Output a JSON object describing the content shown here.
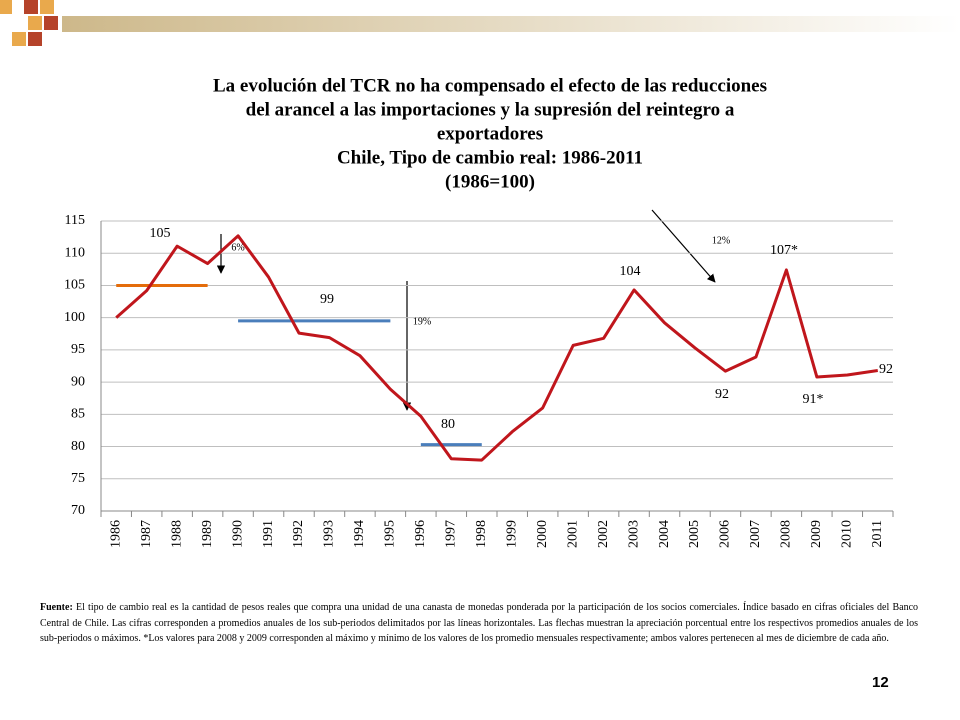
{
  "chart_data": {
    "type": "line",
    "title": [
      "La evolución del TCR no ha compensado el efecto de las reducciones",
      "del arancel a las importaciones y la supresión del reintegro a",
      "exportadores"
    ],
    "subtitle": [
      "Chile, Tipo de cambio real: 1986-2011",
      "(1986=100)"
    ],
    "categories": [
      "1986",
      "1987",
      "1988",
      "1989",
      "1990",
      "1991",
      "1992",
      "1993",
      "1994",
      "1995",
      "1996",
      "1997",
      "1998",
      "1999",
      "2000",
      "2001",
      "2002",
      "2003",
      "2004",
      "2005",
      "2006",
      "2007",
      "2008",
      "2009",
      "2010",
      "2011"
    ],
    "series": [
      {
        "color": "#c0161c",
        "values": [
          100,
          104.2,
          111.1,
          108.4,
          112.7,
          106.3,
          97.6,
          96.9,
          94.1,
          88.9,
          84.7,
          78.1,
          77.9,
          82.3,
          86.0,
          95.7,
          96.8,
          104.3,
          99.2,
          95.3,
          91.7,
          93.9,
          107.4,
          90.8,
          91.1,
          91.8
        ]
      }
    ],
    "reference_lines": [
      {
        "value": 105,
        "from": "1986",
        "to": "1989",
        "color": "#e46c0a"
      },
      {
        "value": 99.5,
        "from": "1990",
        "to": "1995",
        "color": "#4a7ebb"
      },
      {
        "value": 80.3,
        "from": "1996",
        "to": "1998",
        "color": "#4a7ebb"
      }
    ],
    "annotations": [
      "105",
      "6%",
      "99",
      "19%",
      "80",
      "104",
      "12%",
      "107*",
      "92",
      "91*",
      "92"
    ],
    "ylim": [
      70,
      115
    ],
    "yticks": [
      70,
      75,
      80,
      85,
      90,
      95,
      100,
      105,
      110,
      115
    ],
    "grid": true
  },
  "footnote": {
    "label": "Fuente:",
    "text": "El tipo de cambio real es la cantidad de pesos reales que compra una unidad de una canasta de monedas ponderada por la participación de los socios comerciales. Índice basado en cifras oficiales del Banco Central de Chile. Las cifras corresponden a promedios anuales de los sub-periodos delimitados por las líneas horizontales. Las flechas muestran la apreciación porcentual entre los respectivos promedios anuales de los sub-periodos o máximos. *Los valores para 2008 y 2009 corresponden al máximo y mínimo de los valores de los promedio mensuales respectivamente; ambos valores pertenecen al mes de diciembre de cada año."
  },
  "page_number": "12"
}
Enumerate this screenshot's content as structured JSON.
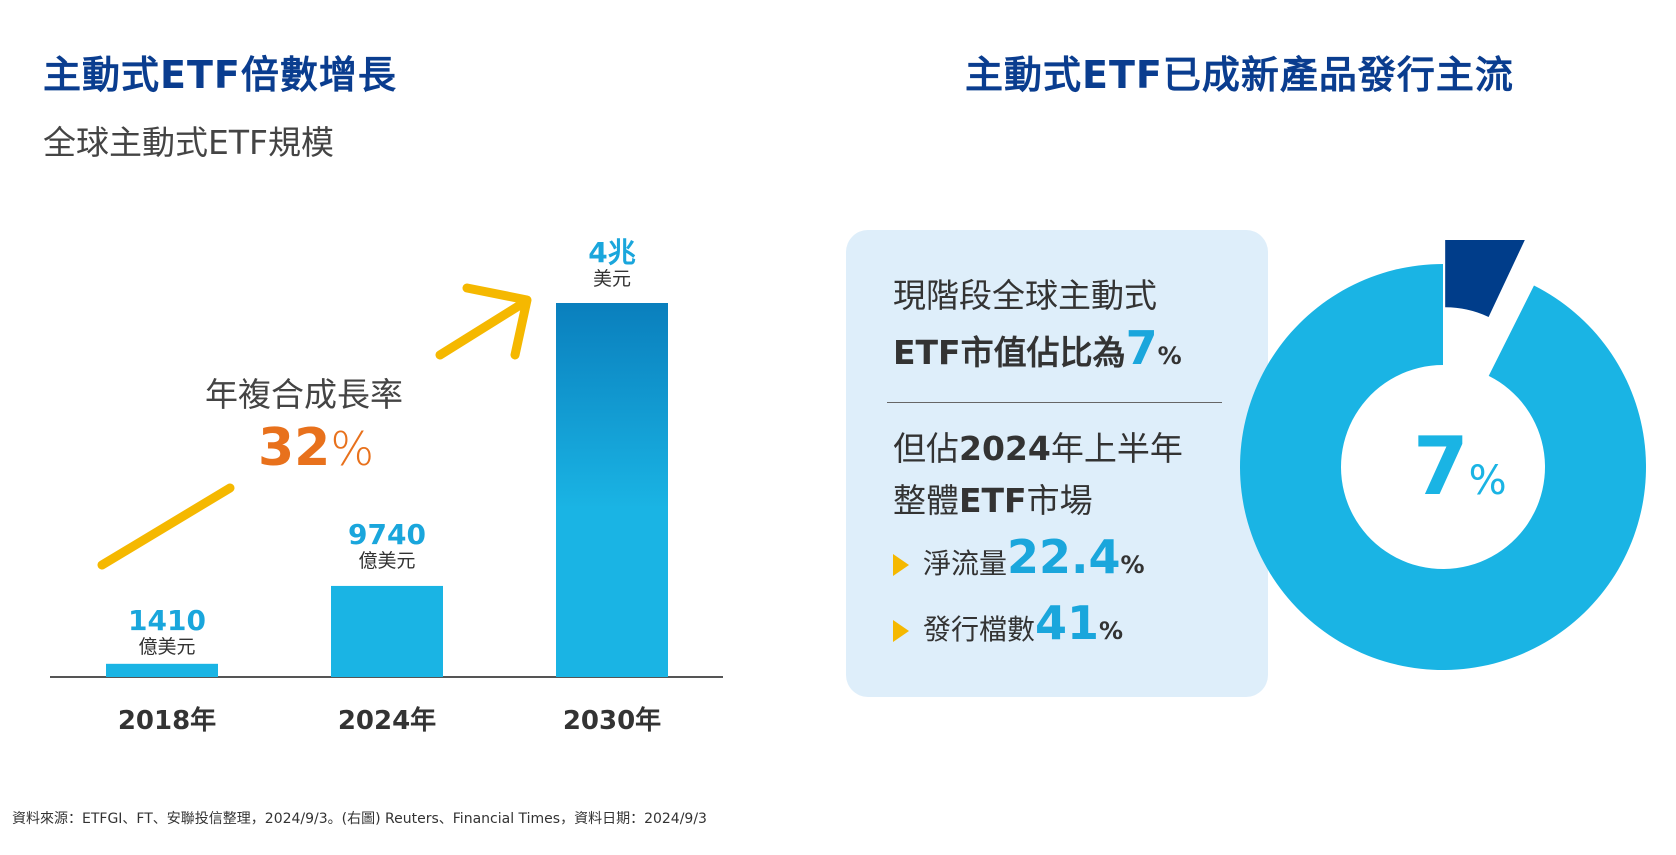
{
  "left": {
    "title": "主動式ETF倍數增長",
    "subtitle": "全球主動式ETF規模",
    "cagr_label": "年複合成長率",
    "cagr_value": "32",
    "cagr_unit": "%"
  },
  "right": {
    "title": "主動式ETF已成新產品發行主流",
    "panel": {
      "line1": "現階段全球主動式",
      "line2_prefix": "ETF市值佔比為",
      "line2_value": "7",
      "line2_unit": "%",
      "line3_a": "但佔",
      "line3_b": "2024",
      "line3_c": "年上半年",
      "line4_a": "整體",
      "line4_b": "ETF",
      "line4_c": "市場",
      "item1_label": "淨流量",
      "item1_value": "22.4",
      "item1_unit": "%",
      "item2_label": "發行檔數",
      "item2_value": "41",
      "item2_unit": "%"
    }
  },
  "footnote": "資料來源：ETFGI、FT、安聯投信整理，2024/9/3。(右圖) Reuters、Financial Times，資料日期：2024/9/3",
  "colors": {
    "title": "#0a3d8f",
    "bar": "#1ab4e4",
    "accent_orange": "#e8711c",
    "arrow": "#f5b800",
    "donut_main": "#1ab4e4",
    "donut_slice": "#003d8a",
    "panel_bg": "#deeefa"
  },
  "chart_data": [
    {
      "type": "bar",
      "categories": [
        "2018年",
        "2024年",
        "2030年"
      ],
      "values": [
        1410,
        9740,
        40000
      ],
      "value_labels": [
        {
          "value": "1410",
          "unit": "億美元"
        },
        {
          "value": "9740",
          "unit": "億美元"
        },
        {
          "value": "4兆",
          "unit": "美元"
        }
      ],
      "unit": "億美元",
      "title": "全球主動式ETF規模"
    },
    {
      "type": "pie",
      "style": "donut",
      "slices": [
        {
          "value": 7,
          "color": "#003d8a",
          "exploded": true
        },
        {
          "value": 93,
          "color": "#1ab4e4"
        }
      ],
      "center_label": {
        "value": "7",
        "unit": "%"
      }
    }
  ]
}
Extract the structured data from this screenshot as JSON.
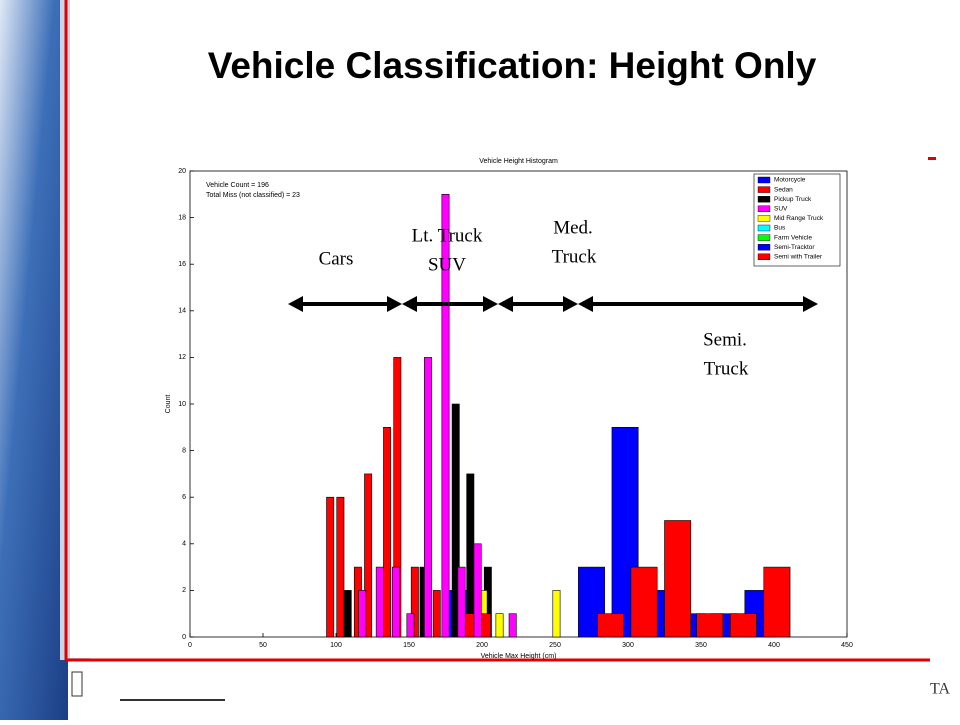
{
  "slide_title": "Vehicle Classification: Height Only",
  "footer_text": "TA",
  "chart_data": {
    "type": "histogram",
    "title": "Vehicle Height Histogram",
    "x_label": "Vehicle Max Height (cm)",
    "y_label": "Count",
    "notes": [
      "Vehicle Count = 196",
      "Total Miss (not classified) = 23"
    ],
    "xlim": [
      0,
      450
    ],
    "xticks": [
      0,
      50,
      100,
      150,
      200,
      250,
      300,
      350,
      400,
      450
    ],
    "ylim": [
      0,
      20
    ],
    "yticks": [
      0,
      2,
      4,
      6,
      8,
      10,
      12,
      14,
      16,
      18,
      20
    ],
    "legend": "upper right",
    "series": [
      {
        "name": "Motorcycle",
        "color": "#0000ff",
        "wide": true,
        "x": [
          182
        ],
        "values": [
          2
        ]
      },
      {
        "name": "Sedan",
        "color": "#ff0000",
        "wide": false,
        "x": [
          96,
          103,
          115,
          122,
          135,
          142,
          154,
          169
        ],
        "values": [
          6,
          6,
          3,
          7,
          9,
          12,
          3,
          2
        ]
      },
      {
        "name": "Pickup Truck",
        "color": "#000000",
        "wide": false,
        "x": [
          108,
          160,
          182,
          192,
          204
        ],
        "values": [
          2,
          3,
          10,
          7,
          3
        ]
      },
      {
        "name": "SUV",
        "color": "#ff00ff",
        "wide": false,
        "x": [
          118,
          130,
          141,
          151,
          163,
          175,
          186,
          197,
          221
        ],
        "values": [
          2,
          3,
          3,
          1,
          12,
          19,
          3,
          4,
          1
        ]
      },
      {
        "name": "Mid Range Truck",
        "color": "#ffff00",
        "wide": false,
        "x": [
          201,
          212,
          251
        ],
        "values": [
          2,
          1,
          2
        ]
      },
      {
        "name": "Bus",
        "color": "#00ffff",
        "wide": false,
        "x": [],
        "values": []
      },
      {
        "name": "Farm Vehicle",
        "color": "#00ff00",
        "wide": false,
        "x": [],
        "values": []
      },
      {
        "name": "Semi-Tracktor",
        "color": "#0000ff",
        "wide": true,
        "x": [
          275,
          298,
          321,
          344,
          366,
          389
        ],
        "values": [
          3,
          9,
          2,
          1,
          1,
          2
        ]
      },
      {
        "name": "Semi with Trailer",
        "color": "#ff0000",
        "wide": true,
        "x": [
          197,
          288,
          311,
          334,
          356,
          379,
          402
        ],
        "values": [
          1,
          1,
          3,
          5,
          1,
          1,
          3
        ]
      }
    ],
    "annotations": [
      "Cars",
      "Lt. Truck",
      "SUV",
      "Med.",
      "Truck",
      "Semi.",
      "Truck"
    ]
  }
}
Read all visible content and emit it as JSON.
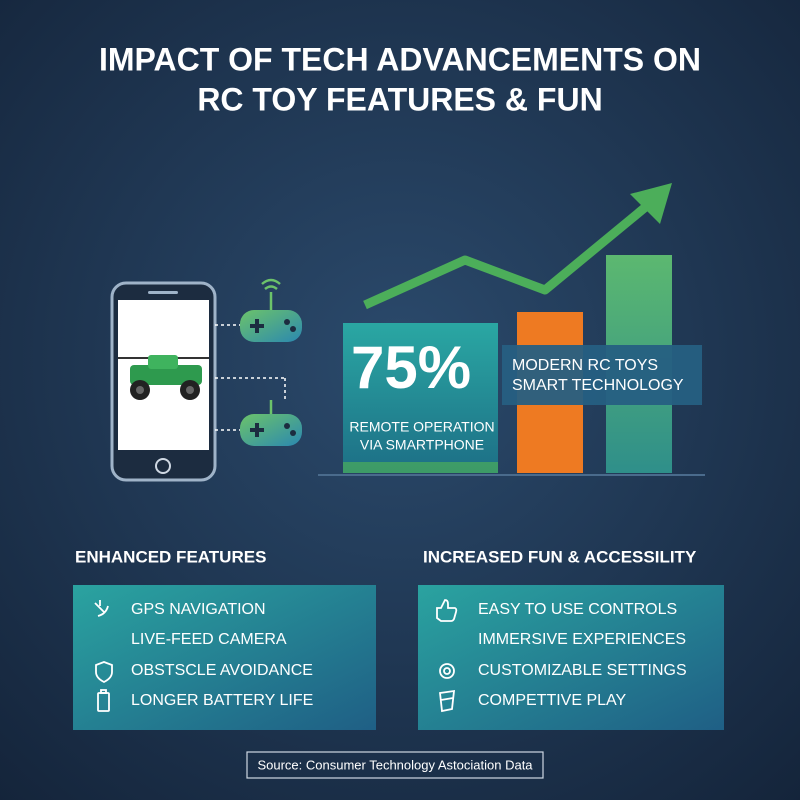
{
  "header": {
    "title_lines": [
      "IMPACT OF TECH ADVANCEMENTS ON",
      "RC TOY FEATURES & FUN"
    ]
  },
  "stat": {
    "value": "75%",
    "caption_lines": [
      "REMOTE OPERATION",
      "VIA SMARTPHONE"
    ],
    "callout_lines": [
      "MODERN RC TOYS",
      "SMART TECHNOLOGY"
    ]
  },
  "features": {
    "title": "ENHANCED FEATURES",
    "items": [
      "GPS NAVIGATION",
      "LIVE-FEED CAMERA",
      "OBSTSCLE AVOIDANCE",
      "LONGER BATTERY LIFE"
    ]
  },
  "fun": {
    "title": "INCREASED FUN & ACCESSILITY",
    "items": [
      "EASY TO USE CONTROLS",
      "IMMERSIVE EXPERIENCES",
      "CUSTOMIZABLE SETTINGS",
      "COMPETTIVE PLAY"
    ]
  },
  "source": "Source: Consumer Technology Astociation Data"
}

:: The task ::
Extract every line that has the string "from" in it.

:: Response to the exercise ::
        "from": "1986",
        "from": "1990",
        "from": "1996",
Extract the structured data from this screenshot as JSON.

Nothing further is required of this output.